## Data extract
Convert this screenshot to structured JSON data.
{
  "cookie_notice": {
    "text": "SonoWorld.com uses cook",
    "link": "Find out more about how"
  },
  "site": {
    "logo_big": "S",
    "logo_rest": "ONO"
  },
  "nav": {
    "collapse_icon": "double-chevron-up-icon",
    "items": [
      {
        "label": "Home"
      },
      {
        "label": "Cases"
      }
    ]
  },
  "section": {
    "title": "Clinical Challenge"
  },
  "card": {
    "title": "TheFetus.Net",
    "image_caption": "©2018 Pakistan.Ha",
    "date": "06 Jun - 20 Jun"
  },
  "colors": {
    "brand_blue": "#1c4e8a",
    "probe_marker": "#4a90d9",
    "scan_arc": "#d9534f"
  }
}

--

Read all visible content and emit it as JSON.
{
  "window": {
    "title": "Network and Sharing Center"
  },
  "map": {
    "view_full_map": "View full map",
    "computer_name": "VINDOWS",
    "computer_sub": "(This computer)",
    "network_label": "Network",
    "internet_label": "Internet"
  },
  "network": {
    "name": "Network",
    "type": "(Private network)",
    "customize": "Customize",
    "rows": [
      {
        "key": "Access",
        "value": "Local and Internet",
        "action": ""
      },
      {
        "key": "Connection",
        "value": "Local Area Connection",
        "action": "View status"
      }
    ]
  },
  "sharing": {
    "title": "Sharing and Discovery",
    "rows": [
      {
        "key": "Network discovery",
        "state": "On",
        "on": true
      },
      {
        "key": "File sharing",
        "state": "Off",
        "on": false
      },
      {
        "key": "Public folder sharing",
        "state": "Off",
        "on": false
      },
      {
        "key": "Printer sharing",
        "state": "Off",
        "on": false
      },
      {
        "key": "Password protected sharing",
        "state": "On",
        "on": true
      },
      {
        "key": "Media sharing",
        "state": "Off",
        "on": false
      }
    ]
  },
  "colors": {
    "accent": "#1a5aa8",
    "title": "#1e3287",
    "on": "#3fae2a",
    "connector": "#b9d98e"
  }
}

## Instructions to follow
From the listing above, report the number of lines containing the string "Local", without any accompanying remarks.

## Solution
2